## START
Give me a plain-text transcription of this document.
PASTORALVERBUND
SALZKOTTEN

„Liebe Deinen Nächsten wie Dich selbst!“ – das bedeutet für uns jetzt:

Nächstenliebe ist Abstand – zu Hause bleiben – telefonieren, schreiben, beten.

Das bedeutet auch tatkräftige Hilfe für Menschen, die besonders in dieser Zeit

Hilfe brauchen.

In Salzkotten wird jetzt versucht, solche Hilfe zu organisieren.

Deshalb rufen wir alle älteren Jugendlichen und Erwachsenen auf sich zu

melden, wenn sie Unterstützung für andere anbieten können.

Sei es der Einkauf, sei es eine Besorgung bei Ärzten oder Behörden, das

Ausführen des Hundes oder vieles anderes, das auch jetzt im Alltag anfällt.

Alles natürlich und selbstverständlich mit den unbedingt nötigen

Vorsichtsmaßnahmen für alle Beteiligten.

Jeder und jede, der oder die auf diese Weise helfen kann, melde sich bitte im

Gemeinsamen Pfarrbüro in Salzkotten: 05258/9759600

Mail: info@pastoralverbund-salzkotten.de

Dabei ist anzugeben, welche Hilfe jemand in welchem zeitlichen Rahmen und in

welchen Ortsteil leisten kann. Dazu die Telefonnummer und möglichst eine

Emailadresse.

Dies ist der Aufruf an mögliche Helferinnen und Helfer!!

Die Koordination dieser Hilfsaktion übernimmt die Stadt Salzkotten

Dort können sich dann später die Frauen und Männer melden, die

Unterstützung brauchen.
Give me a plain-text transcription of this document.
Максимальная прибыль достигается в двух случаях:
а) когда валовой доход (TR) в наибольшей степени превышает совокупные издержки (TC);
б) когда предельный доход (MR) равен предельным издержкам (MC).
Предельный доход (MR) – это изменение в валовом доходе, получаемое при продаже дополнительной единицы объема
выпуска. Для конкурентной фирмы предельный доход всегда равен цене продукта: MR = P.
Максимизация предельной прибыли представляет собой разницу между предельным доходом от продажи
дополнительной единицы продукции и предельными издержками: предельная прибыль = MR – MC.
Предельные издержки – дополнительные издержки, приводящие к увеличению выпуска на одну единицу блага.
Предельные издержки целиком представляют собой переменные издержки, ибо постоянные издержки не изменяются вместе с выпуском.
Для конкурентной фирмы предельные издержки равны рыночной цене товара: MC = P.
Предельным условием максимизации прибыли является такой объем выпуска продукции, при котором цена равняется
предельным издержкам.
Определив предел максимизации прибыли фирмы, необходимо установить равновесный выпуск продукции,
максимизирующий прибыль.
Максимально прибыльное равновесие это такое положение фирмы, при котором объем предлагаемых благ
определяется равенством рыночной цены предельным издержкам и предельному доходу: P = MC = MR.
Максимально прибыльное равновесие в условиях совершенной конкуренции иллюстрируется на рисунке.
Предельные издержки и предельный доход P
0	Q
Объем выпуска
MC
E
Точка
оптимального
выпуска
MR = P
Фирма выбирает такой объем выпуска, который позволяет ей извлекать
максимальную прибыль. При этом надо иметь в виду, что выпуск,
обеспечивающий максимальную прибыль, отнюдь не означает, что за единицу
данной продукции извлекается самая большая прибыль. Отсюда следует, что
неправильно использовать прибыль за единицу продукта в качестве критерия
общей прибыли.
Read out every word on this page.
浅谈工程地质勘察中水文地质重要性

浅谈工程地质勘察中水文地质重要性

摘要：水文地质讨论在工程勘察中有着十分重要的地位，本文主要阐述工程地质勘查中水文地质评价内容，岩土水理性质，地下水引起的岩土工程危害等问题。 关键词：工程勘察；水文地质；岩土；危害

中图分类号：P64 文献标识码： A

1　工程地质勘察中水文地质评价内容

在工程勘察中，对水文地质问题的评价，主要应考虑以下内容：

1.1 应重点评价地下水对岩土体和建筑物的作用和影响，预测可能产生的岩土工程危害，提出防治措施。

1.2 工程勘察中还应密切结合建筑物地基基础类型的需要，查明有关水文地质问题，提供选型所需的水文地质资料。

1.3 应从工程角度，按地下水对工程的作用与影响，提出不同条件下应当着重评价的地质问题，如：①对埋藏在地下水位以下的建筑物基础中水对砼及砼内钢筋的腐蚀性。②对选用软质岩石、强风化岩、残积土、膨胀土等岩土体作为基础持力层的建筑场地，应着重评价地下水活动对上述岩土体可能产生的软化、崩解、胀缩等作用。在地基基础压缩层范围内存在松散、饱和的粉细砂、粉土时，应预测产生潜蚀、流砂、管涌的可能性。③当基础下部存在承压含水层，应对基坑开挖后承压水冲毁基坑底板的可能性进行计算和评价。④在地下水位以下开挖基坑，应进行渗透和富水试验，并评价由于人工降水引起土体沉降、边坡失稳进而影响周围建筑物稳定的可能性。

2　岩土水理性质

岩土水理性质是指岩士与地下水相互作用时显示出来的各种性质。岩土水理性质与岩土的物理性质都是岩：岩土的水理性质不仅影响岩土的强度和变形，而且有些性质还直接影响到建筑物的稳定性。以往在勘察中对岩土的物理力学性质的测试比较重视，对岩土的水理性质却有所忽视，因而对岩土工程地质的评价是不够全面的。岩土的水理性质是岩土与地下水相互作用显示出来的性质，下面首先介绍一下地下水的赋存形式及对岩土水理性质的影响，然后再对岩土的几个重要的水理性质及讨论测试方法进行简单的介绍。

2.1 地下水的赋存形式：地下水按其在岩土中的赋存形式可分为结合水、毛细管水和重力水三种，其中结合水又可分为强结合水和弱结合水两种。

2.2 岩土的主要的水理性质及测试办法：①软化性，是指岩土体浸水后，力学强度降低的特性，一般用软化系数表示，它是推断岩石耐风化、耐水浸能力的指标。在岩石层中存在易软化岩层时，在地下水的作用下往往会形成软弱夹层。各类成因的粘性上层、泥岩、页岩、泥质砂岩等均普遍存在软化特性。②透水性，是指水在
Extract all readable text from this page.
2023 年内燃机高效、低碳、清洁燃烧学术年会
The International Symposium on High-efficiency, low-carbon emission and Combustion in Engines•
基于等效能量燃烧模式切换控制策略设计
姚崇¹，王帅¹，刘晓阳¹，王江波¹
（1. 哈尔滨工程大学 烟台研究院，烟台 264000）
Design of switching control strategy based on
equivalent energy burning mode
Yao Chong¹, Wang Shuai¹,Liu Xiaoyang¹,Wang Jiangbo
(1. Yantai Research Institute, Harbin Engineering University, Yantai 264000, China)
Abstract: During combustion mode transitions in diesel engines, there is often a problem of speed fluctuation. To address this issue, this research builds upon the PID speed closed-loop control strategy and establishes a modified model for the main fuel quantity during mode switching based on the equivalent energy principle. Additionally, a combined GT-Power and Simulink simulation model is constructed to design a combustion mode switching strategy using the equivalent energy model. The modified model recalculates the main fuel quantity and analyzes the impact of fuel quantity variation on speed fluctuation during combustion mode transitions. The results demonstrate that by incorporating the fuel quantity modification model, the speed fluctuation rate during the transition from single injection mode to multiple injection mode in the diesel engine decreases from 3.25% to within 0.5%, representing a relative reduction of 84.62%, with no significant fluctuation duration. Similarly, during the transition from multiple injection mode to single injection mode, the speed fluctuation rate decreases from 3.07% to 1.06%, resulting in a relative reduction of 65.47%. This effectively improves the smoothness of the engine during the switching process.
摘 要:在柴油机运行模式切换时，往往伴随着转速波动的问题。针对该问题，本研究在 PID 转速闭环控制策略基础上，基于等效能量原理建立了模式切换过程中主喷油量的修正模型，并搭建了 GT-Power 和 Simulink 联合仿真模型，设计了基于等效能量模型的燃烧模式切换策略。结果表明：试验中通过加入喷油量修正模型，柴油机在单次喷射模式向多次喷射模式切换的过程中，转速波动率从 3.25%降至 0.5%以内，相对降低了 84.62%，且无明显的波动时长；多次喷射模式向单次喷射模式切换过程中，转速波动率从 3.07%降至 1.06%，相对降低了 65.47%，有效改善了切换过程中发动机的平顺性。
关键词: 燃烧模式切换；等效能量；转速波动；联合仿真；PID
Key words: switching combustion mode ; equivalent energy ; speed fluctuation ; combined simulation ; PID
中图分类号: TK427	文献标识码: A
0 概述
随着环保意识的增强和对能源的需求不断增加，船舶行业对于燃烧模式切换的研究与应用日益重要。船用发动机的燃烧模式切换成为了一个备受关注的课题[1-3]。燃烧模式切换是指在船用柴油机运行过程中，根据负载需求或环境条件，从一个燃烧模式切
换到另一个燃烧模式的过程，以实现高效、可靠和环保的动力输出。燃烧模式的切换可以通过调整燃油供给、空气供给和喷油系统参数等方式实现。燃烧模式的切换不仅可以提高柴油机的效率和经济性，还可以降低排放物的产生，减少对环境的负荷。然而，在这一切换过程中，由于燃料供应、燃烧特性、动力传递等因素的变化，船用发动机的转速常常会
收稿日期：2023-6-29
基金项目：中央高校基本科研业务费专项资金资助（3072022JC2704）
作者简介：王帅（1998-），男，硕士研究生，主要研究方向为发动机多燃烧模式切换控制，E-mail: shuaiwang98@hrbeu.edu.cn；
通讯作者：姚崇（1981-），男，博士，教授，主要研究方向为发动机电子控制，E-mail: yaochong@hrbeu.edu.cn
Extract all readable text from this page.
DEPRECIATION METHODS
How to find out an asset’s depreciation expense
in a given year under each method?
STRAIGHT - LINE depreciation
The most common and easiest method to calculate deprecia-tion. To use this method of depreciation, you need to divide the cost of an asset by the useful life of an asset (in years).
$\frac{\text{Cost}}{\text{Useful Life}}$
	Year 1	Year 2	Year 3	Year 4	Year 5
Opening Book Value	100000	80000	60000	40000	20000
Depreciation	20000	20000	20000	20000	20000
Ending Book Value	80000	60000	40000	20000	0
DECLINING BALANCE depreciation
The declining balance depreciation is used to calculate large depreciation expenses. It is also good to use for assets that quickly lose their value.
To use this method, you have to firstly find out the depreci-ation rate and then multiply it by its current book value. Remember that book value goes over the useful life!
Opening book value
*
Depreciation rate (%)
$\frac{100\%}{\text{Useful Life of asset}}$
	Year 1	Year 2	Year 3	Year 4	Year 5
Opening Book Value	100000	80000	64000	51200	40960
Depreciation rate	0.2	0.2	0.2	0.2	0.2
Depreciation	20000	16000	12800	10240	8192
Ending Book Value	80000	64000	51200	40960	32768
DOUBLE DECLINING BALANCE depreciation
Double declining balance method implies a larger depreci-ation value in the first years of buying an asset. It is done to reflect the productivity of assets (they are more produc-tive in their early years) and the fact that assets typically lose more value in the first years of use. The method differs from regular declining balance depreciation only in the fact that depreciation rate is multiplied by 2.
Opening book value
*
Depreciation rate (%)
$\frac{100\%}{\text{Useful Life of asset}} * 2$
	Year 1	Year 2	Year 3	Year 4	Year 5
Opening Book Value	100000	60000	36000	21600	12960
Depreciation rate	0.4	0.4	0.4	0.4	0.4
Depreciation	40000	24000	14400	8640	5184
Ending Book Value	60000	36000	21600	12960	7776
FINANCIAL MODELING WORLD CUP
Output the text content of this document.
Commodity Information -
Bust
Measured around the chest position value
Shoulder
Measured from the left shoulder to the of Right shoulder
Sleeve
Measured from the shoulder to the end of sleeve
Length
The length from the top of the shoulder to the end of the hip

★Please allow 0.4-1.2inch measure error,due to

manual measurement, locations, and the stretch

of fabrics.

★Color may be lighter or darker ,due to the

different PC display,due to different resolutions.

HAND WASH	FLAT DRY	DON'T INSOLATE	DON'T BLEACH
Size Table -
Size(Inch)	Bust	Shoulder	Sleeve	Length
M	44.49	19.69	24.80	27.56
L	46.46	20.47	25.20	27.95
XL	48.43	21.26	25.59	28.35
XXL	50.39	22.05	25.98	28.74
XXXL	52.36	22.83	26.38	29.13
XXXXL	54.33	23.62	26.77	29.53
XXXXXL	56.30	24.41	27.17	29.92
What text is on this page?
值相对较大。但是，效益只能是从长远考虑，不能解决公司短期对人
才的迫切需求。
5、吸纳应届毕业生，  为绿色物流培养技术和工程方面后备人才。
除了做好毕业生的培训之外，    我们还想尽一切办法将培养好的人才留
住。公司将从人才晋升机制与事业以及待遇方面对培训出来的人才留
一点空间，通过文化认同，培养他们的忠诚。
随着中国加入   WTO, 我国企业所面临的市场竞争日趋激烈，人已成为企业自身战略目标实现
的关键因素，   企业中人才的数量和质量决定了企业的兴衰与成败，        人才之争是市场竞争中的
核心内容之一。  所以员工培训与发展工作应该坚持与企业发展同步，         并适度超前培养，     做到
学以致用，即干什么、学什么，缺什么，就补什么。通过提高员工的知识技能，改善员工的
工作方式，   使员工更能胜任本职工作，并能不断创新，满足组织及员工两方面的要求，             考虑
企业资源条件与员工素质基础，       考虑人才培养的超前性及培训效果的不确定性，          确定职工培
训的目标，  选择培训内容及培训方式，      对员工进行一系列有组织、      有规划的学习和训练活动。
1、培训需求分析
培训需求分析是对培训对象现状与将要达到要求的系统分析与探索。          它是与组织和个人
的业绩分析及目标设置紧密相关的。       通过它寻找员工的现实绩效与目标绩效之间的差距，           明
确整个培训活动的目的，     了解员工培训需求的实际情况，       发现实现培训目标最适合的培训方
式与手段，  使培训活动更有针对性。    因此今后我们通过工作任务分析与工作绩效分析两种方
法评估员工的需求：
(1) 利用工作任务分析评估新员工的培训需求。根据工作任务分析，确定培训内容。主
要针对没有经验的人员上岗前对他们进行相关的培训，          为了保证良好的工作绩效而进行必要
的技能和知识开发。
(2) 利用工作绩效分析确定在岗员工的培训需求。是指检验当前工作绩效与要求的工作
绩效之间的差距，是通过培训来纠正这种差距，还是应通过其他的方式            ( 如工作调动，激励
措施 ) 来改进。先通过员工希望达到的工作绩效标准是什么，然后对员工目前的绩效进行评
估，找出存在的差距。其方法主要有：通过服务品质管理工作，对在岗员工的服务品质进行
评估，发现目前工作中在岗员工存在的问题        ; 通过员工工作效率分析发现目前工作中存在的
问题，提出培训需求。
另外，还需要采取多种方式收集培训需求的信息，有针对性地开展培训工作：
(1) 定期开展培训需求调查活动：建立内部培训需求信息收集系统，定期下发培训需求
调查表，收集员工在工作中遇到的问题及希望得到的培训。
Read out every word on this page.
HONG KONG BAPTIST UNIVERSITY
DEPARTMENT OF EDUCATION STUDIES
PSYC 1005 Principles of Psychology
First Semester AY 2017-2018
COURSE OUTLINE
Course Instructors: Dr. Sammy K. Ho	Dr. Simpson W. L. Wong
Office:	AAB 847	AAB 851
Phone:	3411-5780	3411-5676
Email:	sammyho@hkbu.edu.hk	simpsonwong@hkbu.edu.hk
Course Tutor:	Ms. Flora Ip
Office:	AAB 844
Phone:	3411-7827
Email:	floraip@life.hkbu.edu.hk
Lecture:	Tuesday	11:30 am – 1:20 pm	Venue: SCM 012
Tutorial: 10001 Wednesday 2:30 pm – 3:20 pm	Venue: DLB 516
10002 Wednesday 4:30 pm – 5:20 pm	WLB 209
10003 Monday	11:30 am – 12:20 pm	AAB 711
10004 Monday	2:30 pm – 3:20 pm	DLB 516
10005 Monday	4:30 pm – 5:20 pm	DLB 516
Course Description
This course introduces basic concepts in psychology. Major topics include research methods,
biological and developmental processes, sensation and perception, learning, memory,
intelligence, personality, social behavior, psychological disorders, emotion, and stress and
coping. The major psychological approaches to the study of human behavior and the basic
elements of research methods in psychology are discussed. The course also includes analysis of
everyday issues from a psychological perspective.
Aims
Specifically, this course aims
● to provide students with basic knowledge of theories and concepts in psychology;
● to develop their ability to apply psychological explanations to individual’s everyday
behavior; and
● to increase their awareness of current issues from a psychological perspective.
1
## END
**Exercise description**
Only a number is expected here: the count of lines in the listing that hold the string "цене".

**Output for this exercise**
2